8 nominees · 13 ballot items.
Renew directors; advisory vote on executive compensation; approve 2025 statutory and consolidated financial statements and allocation of results; approve indemnification agreement; authorize share buybacks and related capital reductions and cancellations; authorize equity awards (options, RSUs, PSUs) and set share reserve; delegate capital increase authorities (various methods) including green shoe and company savings plan; amend bylaws to update record date.
Re-elect Michael Komasinski to the Board for a two-year term.
Re-elect Marie Lalleman to the Board for a two-year term.
Re-elect Ernst Teunissen to the Board for a two-year term.
Re-elect Edmond Mesrobian to the Board for a two-year term.
Say-on-pay advisory vote to approve NEO compensation disclosed in the proxy statement.
This is an annual, non-binding advisory 'say-on-pay' proposal requesting shareholder support for the compensation of named executive officers as described in the Compensation Discussion and Analysis and related tables. Management seeks endorsement of its pay philosophy — which emphasizes performance-based variable pay, a large equity component with PSUs and RSUs, and clawback and ownership guidelines — and points to alignment with peers, recent CEO recruitment and one-time retention adjustments, and payout outcomes in 2025 (near-target annual bonuses and PSU payouts). The Board recommends a FOR vote arguing the program incentivizes long-term value creation, retention, and alignment with shareholders, while noting governance safeguards (clawback, no single-trigger change-in-control payments, insider trading restrictions). Shareholders should weigh the board’s rationale, recent exceptional CEO adjustments (one-time RSU supplement and PSU modifications), and overall realized pay versus performance when evaluating this advisory item.
Approve Criteo S.A.’s 2025 French GAAP statutory financial statements.
Approve the Group’s 2025 consolidated financial statements (IFRS).
Approve allocation of Criteo S.A.’s 2025 result (loss) to retained earnings.
Approve indemnification and liability insurance agreement with director Stefanie Jay under Articles L.225-38 et seq. of French Commercial Code.
Request asks shareholders under French related-party rules to approve an indemnification and D&O-liability insurance agreement the Board authorized for new director Stefanie Jay. Under French law such arrangements require shareholder ratification; the company says the agreement is in the form previously used for other directors and excludes coverage for willful misconduct, fraud, criminal acts and derivative claims. The Board/Oversight committees view this as customary and necessary to recruit and retain qualified directors in competition with U.S. peers.
Authorize share repurchases up to 10% of share capital for specified purposes (M&A consideration, employee plans, offers to shareholders), with price and aggregate USD cap set by independent expert.

RECORDS PROVIDED>
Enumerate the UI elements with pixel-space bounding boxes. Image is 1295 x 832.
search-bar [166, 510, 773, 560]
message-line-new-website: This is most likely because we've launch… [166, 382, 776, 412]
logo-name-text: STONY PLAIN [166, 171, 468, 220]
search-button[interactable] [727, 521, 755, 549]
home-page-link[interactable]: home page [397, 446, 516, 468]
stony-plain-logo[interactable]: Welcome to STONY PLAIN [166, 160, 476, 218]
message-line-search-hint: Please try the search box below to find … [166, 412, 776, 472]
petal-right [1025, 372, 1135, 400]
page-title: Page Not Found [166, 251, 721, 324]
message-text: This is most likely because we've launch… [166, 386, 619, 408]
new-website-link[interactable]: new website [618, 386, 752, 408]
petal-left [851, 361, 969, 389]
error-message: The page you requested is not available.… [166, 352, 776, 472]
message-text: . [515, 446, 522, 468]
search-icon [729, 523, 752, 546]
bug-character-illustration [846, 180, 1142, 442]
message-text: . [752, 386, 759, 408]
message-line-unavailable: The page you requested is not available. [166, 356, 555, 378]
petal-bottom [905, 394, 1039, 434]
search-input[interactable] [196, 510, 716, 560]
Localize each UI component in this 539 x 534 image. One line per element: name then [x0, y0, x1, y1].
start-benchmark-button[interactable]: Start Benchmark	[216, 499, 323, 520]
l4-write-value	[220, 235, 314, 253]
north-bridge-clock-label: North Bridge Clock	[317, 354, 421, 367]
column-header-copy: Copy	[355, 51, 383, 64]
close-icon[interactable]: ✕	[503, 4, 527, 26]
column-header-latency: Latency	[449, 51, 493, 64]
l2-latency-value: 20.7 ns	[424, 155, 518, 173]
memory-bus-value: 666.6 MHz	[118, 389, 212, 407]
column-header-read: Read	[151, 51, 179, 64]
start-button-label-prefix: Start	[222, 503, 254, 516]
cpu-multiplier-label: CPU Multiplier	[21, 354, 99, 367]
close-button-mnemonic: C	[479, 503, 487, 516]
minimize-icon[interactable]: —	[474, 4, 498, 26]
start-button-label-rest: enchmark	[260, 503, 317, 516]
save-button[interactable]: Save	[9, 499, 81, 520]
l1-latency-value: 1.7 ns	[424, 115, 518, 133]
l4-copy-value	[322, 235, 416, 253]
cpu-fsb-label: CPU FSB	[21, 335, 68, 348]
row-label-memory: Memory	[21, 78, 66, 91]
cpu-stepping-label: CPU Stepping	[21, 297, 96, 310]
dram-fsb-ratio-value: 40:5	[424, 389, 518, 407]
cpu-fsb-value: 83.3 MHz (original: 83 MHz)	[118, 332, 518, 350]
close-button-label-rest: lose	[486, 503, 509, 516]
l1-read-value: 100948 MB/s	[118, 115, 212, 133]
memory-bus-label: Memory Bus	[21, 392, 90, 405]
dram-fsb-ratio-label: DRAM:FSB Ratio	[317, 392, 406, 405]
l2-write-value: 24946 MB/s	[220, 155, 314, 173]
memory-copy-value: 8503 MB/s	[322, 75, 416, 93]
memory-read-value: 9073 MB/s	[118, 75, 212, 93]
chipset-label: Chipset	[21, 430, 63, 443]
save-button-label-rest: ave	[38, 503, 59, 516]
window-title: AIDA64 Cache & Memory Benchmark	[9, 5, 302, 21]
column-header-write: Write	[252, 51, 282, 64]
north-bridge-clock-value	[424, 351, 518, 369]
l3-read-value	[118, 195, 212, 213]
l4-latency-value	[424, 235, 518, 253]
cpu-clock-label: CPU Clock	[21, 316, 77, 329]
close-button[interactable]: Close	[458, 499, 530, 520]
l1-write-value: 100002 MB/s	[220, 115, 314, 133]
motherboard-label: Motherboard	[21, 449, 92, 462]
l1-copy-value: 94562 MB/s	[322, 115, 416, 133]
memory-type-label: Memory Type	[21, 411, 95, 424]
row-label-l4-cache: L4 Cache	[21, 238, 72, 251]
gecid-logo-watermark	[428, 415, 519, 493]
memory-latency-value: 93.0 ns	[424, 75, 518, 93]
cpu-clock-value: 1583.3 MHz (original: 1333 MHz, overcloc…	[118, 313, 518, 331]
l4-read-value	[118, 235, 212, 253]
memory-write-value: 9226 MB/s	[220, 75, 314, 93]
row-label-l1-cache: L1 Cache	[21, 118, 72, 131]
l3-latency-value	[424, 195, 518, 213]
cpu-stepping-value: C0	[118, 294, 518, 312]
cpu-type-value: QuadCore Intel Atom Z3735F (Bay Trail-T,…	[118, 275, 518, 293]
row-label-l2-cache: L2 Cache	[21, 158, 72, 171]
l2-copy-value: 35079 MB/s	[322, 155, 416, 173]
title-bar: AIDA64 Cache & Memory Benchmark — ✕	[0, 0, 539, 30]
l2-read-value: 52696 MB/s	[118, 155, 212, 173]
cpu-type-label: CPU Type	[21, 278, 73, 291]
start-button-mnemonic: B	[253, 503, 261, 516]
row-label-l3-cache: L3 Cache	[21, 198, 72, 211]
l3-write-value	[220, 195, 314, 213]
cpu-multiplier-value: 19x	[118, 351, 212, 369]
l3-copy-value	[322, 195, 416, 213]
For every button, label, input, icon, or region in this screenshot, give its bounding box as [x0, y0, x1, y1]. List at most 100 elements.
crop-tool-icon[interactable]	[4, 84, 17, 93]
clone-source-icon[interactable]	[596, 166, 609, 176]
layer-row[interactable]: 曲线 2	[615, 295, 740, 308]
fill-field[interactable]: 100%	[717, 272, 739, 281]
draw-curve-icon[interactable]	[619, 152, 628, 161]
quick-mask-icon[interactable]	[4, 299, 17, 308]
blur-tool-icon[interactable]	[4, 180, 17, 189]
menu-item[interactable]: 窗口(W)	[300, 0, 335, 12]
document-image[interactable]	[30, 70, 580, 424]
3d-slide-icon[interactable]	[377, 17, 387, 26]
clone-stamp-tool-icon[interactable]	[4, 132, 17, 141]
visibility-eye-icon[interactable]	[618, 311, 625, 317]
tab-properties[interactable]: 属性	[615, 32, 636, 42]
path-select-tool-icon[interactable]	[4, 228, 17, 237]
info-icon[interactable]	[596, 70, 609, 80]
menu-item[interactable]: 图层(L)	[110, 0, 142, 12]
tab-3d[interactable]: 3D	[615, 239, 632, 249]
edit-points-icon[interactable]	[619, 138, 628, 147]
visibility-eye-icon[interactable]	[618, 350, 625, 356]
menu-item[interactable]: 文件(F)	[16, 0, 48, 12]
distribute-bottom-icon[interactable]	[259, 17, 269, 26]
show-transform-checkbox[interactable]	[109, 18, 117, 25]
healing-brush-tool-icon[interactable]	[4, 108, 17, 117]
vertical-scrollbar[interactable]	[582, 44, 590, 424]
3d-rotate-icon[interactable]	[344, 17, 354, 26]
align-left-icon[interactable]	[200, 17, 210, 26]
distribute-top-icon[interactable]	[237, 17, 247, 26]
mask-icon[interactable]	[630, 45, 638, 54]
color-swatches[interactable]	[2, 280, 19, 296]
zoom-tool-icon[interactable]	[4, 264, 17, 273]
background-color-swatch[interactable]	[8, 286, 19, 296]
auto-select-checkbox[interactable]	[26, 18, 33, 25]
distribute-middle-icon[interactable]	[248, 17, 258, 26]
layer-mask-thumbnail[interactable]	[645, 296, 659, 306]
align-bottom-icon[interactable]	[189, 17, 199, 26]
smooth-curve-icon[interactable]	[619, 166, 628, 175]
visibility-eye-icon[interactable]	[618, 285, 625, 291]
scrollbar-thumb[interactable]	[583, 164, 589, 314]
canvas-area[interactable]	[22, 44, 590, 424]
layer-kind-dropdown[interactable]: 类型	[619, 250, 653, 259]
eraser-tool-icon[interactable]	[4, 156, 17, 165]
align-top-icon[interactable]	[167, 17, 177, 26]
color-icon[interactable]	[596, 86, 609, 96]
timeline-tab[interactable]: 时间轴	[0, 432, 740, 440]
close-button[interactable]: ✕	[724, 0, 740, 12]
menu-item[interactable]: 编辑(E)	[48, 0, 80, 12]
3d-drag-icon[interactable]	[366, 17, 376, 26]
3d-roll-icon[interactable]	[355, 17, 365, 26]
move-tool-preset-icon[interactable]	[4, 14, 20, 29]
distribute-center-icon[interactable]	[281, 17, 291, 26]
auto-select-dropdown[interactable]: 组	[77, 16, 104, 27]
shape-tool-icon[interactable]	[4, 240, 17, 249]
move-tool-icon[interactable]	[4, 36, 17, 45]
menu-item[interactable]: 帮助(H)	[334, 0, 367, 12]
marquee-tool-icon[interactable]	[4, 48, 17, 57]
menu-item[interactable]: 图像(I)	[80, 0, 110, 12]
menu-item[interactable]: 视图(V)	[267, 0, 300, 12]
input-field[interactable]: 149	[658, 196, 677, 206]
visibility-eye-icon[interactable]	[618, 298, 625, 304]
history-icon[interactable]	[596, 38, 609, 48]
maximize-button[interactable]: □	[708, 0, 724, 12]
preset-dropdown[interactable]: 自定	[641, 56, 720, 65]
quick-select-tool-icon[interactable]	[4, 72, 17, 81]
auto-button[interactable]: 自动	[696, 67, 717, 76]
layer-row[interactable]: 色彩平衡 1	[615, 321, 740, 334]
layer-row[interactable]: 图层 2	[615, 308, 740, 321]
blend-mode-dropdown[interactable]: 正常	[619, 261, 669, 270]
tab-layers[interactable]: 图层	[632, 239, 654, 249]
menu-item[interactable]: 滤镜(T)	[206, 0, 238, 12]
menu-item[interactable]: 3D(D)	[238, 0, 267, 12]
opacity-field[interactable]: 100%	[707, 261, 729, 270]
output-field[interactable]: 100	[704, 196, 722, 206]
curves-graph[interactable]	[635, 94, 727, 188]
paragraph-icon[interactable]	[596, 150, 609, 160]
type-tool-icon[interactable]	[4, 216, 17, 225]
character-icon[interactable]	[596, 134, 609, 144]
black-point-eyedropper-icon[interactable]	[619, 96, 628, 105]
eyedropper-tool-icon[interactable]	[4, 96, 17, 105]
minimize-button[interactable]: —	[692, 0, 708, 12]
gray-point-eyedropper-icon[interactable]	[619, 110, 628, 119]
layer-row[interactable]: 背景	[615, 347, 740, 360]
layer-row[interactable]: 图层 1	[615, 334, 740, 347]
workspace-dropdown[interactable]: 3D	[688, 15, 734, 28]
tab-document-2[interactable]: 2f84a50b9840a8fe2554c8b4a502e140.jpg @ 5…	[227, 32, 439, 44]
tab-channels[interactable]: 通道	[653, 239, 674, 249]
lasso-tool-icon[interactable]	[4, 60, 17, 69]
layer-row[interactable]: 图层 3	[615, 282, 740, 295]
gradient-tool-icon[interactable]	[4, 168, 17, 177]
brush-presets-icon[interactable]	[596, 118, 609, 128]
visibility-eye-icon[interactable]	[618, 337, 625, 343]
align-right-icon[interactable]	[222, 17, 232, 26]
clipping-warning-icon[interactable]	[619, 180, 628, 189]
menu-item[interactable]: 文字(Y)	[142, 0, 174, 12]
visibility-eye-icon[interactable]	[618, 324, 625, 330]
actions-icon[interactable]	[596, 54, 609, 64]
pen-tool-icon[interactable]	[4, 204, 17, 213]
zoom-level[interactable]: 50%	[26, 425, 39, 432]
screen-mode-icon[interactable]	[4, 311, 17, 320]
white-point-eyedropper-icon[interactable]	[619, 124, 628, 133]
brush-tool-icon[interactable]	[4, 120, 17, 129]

TASK DIRECTIONS> Please continue the Criteo shareholder-meeting ballot summary, starting right after its last sentence.

TASK OUTPUT>
Management seeks shareholder authority to repurchase up to 10% of outstanding shares (5% for M&A consideration) under French law for uses including M&A consideration, settlement of employee equity plans and offers to shareholders, within a price range ($10.40–$46.31) and an aggregate U.S. dollar cap (~$257.8 million) established with an independent expert. The Board argues this provides capital flexibility to execute acquisitions and to use treasury shares for employee awards, limiting dilution; program cannot be used during an unsolicited takeover and will be implemented subject to legal conditions and reporting. The proposal supersedes prior authorizations and is time-limited (12 months).
Authorize cancellation of repurchased shares (buyback) for capital reduction up to 10% of share capital in any 24-month period.
As a companion to the buyback authorization, management asks shareholders to empower the Board to cancel repurchased shares and reduce share capital (up to 10% of share capital in any 24-month period). This formal approval enables net reduction in share capital following repurchases, consistent with prior Board actions and French corporate procedures; time-limited and replaces prior similar authorization.
Authorize cancellation of shares acquired under Article L.225-208 (e.g., buybacks) and reduce share capital up to amount equal to 10% of share capital.
Shareholders are asked to allow the Board to cancel shares acquired under Article L.225-208 and reduce share capital by up to €139.15m (10% of capital as of 12/31/25). This lets the Company comply with the legal requirement to cancel treasury shares that are not allocated within statutory timeframes and replace a prior authorization; time-limited (12 months) and not available during a public tender offer.
Authorize Board to repurchase up to ~20% of share capital with intent to cancel, effecting capital reduction up to €278.3m; sets maximum per-share price and aggregate cap.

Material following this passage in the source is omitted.